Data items
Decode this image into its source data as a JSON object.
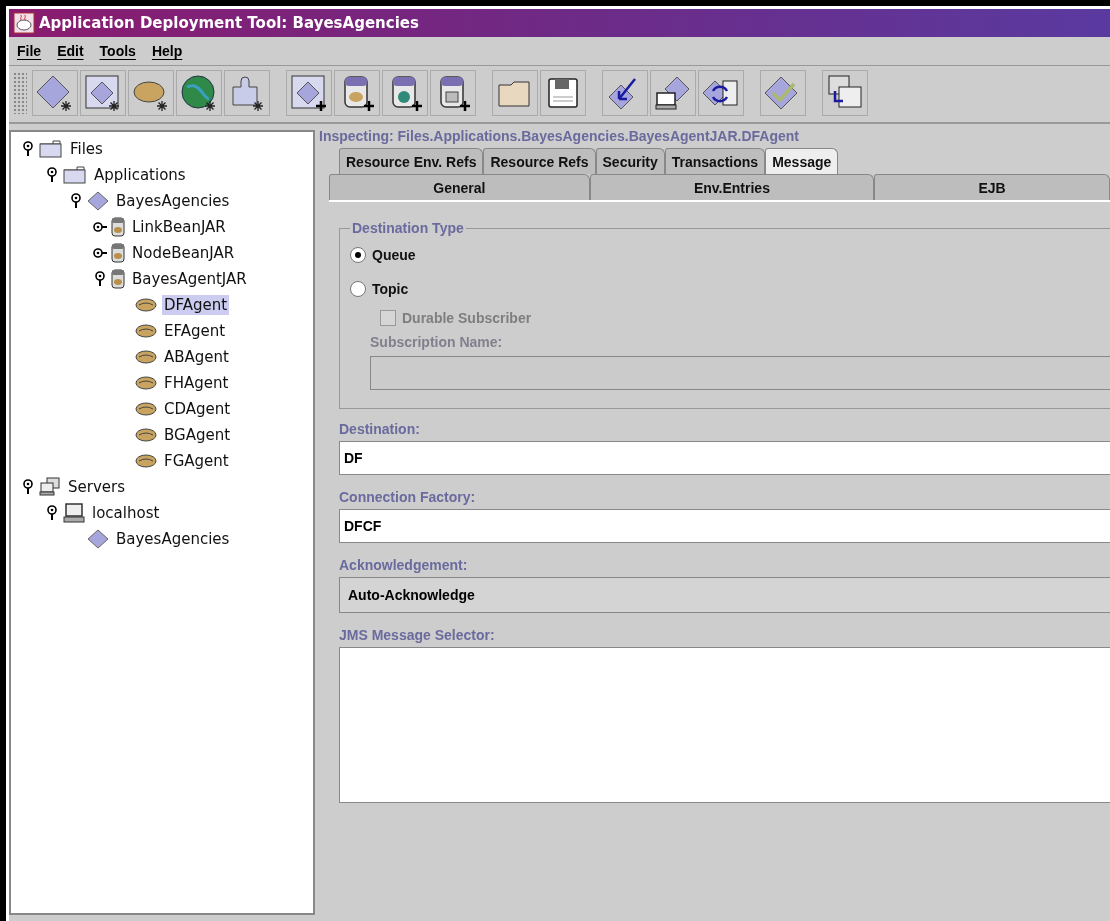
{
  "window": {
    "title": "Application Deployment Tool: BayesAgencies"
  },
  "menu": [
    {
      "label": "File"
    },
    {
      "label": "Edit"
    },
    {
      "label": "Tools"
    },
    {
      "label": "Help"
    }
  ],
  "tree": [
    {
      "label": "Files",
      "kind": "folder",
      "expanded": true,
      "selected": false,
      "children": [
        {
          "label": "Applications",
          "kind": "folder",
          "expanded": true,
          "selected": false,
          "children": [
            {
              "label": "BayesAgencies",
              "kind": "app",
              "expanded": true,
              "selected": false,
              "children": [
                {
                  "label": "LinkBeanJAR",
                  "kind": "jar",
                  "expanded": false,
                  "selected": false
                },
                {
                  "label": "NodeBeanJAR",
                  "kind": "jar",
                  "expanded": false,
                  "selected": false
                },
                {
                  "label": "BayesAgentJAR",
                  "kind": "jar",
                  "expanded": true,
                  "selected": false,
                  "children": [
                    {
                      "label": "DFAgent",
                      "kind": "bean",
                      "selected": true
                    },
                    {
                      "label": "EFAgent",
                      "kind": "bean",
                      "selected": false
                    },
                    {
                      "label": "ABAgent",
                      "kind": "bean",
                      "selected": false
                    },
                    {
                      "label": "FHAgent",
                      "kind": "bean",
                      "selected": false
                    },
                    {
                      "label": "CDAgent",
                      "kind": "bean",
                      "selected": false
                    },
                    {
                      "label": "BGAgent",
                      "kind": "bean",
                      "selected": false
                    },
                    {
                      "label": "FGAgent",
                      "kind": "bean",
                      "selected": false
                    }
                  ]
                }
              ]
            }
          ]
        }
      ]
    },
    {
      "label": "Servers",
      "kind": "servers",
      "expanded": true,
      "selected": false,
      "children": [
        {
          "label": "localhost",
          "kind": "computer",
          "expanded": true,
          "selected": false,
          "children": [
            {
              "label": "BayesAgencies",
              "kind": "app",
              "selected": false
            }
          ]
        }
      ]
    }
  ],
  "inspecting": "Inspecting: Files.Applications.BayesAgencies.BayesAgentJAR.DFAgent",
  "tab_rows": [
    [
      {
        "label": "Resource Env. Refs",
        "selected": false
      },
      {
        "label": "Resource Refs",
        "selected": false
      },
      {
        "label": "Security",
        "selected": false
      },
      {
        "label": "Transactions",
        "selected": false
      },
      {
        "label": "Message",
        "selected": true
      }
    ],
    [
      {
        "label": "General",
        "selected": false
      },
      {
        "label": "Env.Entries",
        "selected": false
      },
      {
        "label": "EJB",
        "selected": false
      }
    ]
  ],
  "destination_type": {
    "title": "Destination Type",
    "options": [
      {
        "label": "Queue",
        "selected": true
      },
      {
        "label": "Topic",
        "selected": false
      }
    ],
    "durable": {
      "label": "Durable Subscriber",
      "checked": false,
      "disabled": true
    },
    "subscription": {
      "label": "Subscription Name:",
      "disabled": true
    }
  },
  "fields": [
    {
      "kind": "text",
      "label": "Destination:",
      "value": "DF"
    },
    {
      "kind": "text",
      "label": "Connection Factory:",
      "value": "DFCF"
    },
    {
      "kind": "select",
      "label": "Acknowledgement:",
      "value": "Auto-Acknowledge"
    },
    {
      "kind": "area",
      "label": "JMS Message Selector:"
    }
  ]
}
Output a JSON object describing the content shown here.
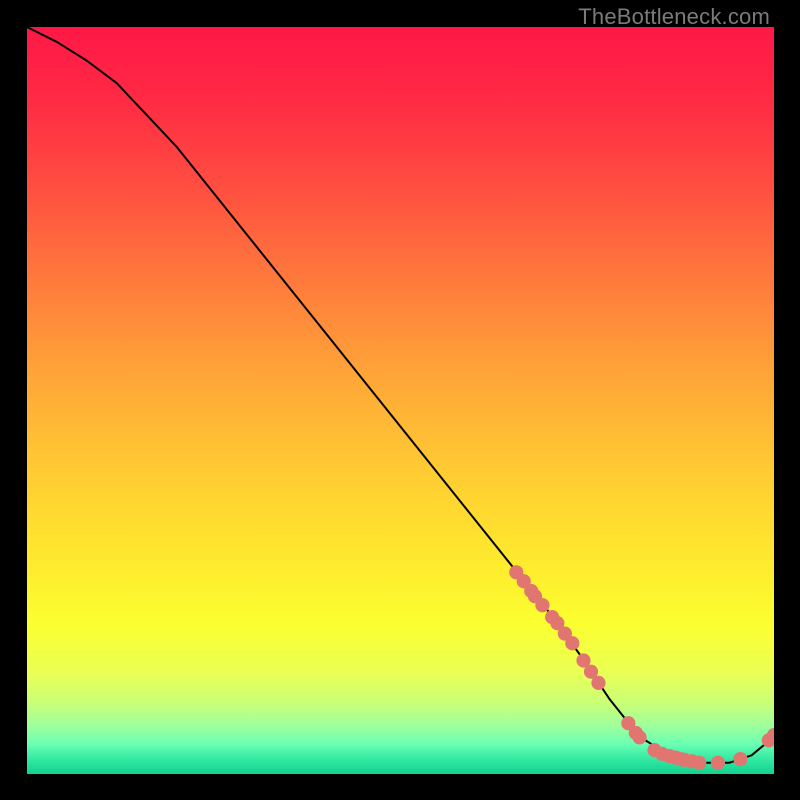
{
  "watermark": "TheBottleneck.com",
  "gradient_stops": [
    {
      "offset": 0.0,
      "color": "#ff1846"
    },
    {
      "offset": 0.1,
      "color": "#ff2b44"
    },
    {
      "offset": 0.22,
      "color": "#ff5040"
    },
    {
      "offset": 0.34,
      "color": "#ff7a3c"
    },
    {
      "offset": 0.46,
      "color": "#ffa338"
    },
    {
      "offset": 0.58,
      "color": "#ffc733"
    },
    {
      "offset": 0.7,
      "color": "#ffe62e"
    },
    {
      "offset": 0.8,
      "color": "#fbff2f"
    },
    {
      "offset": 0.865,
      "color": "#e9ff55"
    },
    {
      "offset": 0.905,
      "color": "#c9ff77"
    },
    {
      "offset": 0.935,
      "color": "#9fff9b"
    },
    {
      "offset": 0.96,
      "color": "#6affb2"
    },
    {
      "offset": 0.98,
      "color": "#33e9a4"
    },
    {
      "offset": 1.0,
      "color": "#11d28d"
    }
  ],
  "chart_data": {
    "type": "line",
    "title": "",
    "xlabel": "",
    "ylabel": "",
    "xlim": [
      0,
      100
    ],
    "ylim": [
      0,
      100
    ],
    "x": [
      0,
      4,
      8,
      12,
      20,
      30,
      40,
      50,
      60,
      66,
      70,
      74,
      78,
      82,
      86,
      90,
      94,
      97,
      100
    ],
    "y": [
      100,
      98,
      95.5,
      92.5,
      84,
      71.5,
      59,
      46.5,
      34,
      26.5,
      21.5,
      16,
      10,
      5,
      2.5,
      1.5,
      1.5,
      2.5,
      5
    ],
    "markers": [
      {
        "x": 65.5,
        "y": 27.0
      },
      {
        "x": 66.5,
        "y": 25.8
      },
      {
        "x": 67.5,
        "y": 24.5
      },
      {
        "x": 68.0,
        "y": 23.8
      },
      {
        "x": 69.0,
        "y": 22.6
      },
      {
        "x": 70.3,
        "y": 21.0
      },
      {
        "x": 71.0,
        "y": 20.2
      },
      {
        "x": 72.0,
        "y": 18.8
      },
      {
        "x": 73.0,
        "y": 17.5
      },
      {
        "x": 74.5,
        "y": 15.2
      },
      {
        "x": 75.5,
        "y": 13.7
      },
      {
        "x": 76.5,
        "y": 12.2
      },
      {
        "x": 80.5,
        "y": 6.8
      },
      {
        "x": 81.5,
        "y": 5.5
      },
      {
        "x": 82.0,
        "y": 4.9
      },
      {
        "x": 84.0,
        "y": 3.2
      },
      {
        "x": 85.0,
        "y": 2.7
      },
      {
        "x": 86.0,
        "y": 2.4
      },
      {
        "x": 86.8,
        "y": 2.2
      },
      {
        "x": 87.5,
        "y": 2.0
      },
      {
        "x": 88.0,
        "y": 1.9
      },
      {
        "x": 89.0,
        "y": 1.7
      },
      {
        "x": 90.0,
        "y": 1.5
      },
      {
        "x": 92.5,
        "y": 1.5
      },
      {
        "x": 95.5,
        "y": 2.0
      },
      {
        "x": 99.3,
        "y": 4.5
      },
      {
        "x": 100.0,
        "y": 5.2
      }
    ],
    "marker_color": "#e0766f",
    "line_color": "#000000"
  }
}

### What is expected
Working from the entries above, return all lines that contain "title".

### Answer for the task
    "title": "Application Deployment Tool: BayesAgencies"
    "title": "Destination Type",
    "title": "",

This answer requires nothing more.